_EXERCISE DIRECTIONS:_ Find every line with the word "content". Copy those lines.
____
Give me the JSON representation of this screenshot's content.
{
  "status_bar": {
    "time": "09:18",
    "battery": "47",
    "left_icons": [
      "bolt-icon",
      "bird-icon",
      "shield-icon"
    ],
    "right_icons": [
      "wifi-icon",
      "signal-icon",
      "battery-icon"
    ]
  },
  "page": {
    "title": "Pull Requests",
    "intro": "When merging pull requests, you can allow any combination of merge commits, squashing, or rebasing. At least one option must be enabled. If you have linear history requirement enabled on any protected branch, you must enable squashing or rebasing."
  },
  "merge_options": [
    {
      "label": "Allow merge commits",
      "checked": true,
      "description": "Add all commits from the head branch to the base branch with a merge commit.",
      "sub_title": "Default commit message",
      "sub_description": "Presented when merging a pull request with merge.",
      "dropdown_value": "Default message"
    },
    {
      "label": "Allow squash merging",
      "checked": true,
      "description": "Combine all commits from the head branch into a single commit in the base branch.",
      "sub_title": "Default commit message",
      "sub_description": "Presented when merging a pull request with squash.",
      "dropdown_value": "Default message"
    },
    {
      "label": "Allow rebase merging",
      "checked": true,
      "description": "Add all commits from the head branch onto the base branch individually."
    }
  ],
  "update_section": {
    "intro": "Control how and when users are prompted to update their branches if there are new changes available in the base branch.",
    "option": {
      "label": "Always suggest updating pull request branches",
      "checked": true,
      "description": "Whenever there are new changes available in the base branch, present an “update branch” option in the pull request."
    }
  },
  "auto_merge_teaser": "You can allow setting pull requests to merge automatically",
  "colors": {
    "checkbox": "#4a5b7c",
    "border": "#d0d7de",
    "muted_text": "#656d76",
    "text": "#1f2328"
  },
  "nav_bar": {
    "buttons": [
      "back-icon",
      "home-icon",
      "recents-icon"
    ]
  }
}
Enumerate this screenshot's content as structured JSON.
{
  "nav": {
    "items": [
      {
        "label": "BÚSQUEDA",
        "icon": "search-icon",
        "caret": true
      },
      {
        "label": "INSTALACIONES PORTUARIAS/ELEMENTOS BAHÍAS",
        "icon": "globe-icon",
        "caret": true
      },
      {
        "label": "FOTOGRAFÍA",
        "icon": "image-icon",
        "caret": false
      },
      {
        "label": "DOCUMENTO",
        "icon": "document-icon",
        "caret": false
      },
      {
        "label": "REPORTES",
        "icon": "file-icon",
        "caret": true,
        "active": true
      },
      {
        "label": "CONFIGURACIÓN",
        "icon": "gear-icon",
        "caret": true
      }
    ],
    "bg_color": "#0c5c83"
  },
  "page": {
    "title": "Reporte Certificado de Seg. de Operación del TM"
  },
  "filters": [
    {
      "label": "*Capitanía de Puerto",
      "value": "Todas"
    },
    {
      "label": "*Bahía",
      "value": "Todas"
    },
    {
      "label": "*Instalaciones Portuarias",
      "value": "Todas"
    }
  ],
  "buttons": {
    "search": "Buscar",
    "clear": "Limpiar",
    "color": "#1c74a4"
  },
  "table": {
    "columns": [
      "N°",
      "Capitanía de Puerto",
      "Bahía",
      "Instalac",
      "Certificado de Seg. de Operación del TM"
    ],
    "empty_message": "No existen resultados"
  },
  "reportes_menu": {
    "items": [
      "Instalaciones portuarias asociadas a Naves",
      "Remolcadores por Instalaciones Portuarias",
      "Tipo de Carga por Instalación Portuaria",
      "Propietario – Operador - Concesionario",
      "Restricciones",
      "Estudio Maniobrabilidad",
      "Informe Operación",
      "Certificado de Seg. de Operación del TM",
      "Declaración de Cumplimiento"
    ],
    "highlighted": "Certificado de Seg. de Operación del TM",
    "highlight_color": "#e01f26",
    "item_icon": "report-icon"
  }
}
____
_RIGHT ANSWER:_
Give me the JSON representation of this screenshot's content.
Enumerate this screenshot's content as structured JSON.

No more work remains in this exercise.